Entries from a visual dataset
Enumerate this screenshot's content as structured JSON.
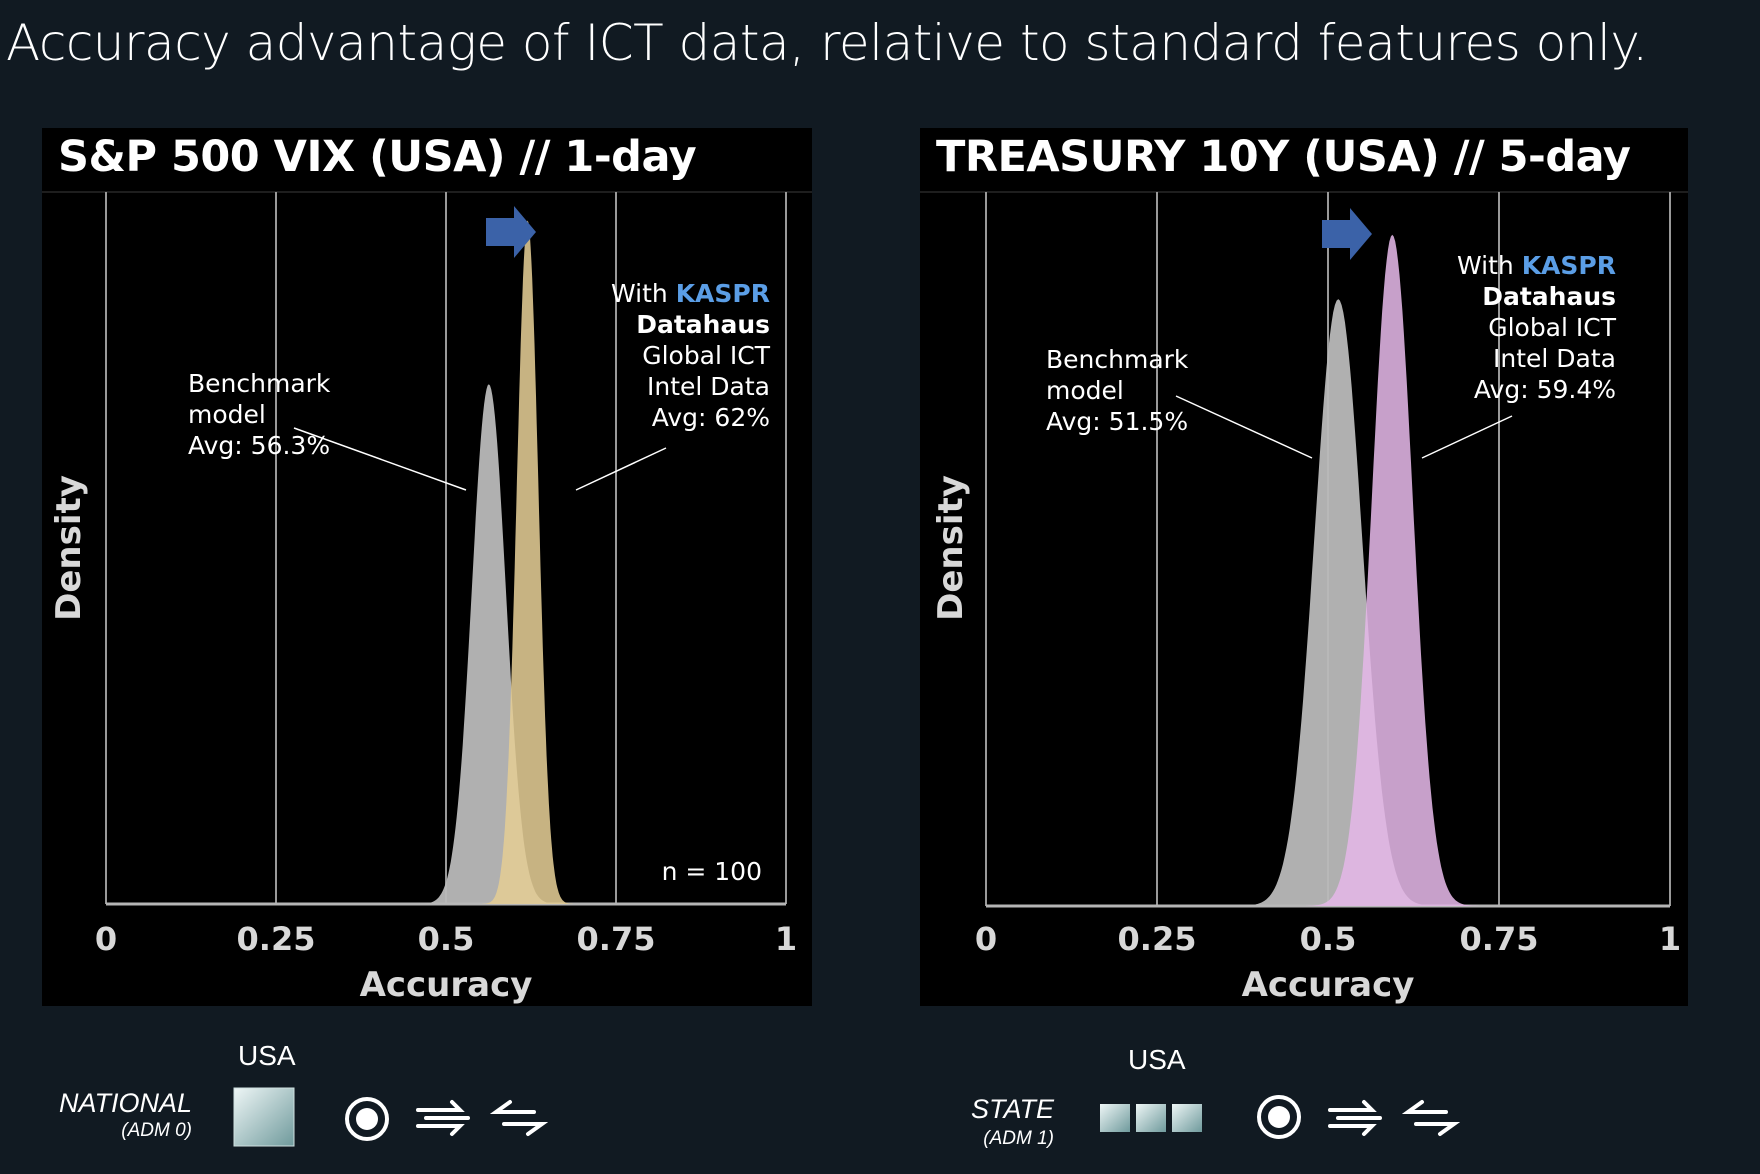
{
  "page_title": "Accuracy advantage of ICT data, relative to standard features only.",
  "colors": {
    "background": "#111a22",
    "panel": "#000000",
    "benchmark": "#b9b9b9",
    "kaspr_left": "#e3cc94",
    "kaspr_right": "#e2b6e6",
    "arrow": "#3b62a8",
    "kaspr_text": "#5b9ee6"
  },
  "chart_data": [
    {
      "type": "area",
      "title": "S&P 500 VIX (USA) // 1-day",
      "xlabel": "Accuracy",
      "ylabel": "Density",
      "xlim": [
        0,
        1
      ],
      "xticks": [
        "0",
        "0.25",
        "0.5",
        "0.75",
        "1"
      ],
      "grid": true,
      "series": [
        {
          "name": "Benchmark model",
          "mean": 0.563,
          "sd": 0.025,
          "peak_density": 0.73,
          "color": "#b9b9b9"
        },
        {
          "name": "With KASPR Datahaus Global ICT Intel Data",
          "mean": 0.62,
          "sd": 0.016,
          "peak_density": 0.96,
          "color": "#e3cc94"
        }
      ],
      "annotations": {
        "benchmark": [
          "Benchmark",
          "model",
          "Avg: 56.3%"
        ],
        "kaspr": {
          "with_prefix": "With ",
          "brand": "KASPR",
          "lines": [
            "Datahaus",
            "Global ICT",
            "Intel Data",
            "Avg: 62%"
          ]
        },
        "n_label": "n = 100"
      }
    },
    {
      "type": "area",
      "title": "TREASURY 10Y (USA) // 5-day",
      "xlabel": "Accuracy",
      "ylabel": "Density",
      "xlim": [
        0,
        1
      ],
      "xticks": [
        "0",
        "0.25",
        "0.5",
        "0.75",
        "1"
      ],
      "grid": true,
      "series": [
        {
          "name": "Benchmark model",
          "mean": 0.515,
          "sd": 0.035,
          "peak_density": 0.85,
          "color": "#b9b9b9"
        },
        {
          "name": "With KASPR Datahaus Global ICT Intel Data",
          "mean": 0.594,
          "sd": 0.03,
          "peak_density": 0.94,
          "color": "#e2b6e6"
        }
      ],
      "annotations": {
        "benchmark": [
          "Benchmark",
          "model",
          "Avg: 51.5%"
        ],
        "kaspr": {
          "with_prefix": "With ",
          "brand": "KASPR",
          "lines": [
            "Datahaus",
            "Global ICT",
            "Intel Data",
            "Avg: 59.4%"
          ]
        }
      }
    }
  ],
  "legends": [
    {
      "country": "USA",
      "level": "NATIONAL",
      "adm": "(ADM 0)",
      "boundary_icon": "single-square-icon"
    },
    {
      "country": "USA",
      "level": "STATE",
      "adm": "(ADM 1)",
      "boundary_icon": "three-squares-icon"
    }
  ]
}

=== Brief ===
Write the material out again exactly as it appears, dropping the pictures.

=== Result of this exercise ===
Enumerate this screenshot's content as structured JSON.
{
  "page_title": "Accuracy advantage of ICT data, relative to standard features only.",
  "colors": {
    "background": "#111a22",
    "panel": "#000000",
    "benchmark": "#b9b9b9",
    "kaspr_left": "#e3cc94",
    "kaspr_right": "#e2b6e6",
    "arrow": "#3b62a8",
    "kaspr_text": "#5b9ee6"
  },
  "chart_data": [
    {
      "type": "area",
      "title": "S&P 500 VIX (USA) // 1-day",
      "xlabel": "Accuracy",
      "ylabel": "Density",
      "xlim": [
        0,
        1
      ],
      "xticks": [
        "0",
        "0.25",
        "0.5",
        "0.75",
        "1"
      ],
      "grid": true,
      "series": [
        {
          "name": "Benchmark model",
          "mean": 0.563,
          "sd": 0.025,
          "peak_density": 0.73,
          "color": "#b9b9b9"
        },
        {
          "name": "With KASPR Datahaus Global ICT Intel Data",
          "mean": 0.62,
          "sd": 0.016,
          "peak_density": 0.96,
          "color": "#e3cc94"
        }
      ],
      "annotations": {
        "benchmark": [
          "Benchmark",
          "model",
          "Avg: 56.3%"
        ],
        "kaspr": {
          "with_prefix": "With ",
          "brand": "KASPR",
          "lines": [
            "Datahaus",
            "Global ICT",
            "Intel Data",
            "Avg: 62%"
          ]
        },
        "n_label": "n = 100"
      }
    },
    {
      "type": "area",
      "title": "TREASURY 10Y (USA) // 5-day",
      "xlabel": "Accuracy",
      "ylabel": "Density",
      "xlim": [
        0,
        1
      ],
      "xticks": [
        "0",
        "0.25",
        "0.5",
        "0.75",
        "1"
      ],
      "grid": true,
      "series": [
        {
          "name": "Benchmark model",
          "mean": 0.515,
          "sd": 0.035,
          "peak_density": 0.85,
          "color": "#b9b9b9"
        },
        {
          "name": "With KASPR Datahaus Global ICT Intel Data",
          "mean": 0.594,
          "sd": 0.03,
          "peak_density": 0.94,
          "color": "#e2b6e6"
        }
      ],
      "annotations": {
        "benchmark": [
          "Benchmark",
          "model",
          "Avg: 51.5%"
        ],
        "kaspr": {
          "with_prefix": "With ",
          "brand": "KASPR",
          "lines": [
            "Datahaus",
            "Global ICT",
            "Intel Data",
            "Avg: 59.4%"
          ]
        }
      }
    }
  ],
  "legends": [
    {
      "country": "USA",
      "level": "NATIONAL",
      "adm": "(ADM 0)",
      "boundary_icon": "single-square-icon"
    },
    {
      "country": "USA",
      "level": "STATE",
      "adm": "(ADM 1)",
      "boundary_icon": "three-squares-icon"
    }
  ]
}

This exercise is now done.